> [What you need to do]
(A) Decide whether each statement below agrees with the page on probabilistic vision-language representation for weakly supervised temporal action localization: (i) the proposed framework uses Monte-Carlo sampling to capture temporal dynamics and uncertainty; (ii) the empirical results come from THUMOS14 and Kinetics; (iii) WTAL detects action instances using frame-level annotations. Answer yes or no for each, quoting the deciding words of the page.
(B) Continue the page on probabilistic vision-language representation for weakly supervised temporal action localization, picking up after its final sentence.

> [Excerpt provided]
Probabilistic Vision-Language Representation for Weakly Supervised Temporal Action Localization

TL;DR

This work tackles WTAL by addressing the limitations of deterministic vision-language representations in fine-grained action understanding. It proposes PVLR, a probabilistic embedding framework that aligns human action knowledge with VLP knowledge, using Monte-Carlo sampling to capture temporal dynamics and uncertainty. A distribution-contrastive learning scheme (intra- and inter-distribution) further shapes a distinctive embedding space, with a VLP distillation term to transfer CLIP knowledge into the probabilistic space. Empirical results on THUMOS14 and ActivityNet v1.3 show state-of-the-art performance under weak supervision, with strong gains at higher IoU thresholds and robust generalization when integrated into other WTAL heads. The approach opens avenues for incorporating large-language models and richer textual attributes to further enhance fine-grained temporal localization.

Abstract

Weakly supervised temporal action localization (WTAL) aims to detect action instances in untrimmed videos using only video-level annotations. Since many existing works optimize WTAL models based on action classification labels, they encounter the task discrepancy problem (i.e., localization-by-classification). To tackle this issue, recent studies have attempted to utilize action category names as auxiliary semantic knowledge through vision-language pre-training (VLP). However, there are still areas where existing research falls short. Previous approaches primarily focused on leveraging textual information from language models but overlooked the alignment of dynamic human action and VLP knowledge in a joint space. Furthermore, the deterministic representation employed in previous studies struggles to capture fine-grained human motions. To address these problems, we propose a novel framework that aligns human action knowledge and VLP knowledge in a probabilistic embedding space. Moreover, we propose intra- and inter-distribution contrastive learning to enhance the probabilistic embedding space based on statistical similarities. Extensive experiments and ablation studies reveal that our method significantly outperforms all previous state-of-the-art methods. Code is available at https://github.com/sejong-rcv/PVLR.

> [Entries shown]
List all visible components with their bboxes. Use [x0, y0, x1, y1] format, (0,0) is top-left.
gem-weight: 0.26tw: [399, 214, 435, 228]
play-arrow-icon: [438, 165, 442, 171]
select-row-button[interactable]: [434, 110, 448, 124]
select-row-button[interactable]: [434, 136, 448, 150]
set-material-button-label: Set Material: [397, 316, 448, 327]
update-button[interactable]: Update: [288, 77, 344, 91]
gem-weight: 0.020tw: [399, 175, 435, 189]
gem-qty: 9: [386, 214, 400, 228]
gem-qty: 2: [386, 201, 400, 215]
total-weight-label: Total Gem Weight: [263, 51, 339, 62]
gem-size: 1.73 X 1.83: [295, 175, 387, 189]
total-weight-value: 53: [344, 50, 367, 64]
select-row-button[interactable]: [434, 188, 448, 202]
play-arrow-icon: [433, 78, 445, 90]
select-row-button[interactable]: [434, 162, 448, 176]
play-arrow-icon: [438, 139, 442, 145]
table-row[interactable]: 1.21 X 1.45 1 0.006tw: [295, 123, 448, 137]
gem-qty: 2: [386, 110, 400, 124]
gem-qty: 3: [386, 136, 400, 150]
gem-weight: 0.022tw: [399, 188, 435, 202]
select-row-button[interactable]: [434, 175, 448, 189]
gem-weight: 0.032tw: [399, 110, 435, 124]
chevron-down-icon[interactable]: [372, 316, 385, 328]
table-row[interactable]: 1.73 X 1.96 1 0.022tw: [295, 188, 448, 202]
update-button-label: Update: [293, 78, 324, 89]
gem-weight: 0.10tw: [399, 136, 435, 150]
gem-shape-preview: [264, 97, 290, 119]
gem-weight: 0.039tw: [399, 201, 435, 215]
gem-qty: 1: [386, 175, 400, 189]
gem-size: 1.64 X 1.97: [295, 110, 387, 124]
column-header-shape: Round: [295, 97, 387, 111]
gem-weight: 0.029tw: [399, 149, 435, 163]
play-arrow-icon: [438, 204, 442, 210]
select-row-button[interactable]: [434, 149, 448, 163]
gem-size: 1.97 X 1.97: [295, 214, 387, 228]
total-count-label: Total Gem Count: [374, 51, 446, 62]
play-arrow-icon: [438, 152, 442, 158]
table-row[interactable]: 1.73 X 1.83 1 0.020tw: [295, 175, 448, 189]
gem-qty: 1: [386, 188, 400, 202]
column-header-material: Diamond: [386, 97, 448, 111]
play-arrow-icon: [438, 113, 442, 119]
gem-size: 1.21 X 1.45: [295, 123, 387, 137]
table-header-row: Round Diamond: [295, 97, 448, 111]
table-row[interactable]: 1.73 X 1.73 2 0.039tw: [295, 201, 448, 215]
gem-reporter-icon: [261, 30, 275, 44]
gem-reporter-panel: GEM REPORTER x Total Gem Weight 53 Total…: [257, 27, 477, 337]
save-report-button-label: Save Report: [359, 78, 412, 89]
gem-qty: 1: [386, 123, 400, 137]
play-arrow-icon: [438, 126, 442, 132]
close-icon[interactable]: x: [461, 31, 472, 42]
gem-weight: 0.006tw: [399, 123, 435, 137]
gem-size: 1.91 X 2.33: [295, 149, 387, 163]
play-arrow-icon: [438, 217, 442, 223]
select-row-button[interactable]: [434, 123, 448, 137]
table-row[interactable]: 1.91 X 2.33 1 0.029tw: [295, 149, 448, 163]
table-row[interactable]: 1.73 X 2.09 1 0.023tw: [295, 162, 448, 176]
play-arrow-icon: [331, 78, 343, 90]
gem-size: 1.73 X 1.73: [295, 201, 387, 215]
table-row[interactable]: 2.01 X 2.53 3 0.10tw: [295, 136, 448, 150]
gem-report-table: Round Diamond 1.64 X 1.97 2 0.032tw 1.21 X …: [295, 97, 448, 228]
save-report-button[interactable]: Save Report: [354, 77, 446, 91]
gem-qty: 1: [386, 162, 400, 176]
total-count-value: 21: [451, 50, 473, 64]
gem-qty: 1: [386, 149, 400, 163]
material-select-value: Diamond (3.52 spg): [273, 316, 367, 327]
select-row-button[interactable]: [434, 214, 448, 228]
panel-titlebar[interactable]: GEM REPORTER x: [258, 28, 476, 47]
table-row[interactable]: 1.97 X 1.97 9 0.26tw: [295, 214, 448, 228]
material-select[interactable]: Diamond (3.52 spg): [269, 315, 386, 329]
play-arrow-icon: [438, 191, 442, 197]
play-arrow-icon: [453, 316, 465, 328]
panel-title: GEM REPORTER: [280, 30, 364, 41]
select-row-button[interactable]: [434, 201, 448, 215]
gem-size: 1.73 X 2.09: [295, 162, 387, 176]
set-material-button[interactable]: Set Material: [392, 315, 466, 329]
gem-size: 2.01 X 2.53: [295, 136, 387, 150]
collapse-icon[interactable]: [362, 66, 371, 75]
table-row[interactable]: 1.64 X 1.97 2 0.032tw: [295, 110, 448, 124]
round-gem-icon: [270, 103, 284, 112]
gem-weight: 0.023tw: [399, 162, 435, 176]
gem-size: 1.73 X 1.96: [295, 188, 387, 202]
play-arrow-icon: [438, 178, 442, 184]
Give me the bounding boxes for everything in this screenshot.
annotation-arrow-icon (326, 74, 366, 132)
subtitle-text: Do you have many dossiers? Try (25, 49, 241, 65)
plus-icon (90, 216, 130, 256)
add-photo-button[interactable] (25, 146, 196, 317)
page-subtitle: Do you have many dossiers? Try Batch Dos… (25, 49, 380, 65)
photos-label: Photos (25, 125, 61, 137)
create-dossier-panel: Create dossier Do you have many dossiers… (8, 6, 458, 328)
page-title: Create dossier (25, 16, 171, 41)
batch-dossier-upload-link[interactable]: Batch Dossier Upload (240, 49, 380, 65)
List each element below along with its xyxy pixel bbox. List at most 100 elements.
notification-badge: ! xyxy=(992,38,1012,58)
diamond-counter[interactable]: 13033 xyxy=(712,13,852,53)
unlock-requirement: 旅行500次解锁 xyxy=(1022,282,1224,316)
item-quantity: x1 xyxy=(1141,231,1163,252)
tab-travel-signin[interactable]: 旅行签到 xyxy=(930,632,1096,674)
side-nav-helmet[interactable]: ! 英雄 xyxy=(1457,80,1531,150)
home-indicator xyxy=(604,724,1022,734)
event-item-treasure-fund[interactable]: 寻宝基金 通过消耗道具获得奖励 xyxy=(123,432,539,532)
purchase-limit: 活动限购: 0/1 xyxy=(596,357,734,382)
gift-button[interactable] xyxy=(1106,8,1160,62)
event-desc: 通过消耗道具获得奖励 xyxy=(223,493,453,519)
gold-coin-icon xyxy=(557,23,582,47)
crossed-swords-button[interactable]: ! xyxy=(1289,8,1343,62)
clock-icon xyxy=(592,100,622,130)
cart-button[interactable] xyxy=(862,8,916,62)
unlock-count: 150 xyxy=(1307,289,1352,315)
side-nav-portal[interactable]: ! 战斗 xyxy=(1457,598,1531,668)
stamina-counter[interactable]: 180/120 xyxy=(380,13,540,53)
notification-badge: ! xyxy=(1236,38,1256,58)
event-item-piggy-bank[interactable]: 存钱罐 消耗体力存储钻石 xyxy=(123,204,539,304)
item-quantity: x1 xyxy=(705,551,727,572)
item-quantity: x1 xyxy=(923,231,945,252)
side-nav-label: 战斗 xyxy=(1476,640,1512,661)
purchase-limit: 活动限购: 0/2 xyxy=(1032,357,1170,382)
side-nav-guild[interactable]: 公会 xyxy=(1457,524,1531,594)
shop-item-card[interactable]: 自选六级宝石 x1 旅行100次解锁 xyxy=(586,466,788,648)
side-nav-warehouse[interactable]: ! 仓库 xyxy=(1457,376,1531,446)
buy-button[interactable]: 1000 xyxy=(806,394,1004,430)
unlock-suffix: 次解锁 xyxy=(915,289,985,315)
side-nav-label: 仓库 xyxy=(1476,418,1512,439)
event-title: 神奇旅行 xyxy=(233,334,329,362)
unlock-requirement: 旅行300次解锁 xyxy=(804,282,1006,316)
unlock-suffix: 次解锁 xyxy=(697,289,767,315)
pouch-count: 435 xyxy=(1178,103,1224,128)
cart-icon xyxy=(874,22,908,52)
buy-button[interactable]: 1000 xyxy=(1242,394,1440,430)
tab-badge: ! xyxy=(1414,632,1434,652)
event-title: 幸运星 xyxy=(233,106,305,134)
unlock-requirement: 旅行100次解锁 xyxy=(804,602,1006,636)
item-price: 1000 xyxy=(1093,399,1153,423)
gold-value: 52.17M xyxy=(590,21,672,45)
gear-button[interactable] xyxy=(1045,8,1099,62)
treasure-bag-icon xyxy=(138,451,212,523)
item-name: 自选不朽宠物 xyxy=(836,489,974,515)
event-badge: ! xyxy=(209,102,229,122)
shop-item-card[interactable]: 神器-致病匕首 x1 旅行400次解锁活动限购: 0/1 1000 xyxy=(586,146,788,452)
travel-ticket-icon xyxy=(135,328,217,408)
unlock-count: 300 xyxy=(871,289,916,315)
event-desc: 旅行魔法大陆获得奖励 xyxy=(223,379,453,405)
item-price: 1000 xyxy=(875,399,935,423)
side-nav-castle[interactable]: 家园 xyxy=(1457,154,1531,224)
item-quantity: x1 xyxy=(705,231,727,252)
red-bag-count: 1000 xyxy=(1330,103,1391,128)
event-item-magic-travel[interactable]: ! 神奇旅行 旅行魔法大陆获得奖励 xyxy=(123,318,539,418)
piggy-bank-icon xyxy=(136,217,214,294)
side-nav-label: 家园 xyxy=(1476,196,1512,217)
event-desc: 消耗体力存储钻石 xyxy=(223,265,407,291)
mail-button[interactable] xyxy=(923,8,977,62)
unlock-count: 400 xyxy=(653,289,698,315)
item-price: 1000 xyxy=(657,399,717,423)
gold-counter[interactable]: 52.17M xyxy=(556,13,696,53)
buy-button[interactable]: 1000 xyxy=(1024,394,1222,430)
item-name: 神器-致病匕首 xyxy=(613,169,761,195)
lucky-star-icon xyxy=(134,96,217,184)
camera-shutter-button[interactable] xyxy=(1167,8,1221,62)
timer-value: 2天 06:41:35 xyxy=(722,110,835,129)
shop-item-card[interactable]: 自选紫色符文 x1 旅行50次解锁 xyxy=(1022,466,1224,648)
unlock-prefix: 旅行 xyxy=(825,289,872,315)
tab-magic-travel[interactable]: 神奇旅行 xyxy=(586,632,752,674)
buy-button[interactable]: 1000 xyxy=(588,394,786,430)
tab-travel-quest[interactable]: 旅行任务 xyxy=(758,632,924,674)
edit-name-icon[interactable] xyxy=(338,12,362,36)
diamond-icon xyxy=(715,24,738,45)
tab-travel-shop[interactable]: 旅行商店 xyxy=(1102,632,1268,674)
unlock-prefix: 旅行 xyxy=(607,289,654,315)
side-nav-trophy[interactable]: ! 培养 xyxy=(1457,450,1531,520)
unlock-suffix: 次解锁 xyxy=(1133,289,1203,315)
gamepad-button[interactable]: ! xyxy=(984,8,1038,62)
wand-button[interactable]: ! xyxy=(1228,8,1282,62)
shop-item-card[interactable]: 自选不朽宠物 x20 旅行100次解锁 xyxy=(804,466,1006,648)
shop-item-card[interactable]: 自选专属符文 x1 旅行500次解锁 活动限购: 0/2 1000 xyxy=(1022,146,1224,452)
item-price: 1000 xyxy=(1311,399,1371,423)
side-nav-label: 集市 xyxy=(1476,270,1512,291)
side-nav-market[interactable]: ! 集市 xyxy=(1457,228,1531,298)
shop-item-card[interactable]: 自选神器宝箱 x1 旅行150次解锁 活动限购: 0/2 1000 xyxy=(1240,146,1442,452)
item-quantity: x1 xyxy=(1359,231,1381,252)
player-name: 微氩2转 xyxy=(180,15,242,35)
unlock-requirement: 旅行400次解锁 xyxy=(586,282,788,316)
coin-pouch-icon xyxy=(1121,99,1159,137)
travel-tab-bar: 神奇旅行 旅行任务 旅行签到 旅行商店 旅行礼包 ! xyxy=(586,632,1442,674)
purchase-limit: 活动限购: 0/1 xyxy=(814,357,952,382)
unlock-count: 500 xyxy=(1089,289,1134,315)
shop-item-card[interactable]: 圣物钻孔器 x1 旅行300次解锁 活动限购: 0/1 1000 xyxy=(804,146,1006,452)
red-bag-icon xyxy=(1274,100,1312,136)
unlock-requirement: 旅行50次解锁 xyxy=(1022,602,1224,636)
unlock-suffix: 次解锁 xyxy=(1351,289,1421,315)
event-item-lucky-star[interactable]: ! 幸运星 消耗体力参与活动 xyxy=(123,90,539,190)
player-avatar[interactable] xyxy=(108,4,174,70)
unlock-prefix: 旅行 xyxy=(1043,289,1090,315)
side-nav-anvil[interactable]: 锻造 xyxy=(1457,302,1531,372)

> [Task-by-task answers]
(A)
(i) Yes: "using Monte-Carlo sampling to capture temporal dynamics and uncertainty"
(ii) No: "Empirical results on THUMOS14 and ActivityNet v1.3"
(iii) No: "using only video-level annotations"

(B)
Figures (3)

• Figure 1: (a) CLIP's deterministic pre-training with image-text pairs fails to equip it with the necessary understanding of fine-grained human motion variations. (b) Earlier studies have primarily focused on the direct mapping between language models and visual input based on deterministic representation. (c) The proposed framework utilizes probabilistic embedding and aligns VLP knowledge.
• Figure 2: Overview of the proposed PVLR. (a) Probabilistic Class Activation Sequence: For the probabilistic embedding, probabilistic adapters are augmented to facilitate the estimation of probabilistic distributions for individual snippets. (b) Leveraging VLP knowledge: We estimate probabilistic distributions and guide the model with semantic textual information corresponding to action categories. (c) Distribution Contrastive Learning: By training statistical similarities from probabilistic distribution, we aim to build distinctive embedding space.
• Figure 3: Qualitative Results on THUMOS14. We compared the class activation sequence (CAS) of deterministic and probabilistic approaches. In this case, the red box is for the background, and the blue box is for the action.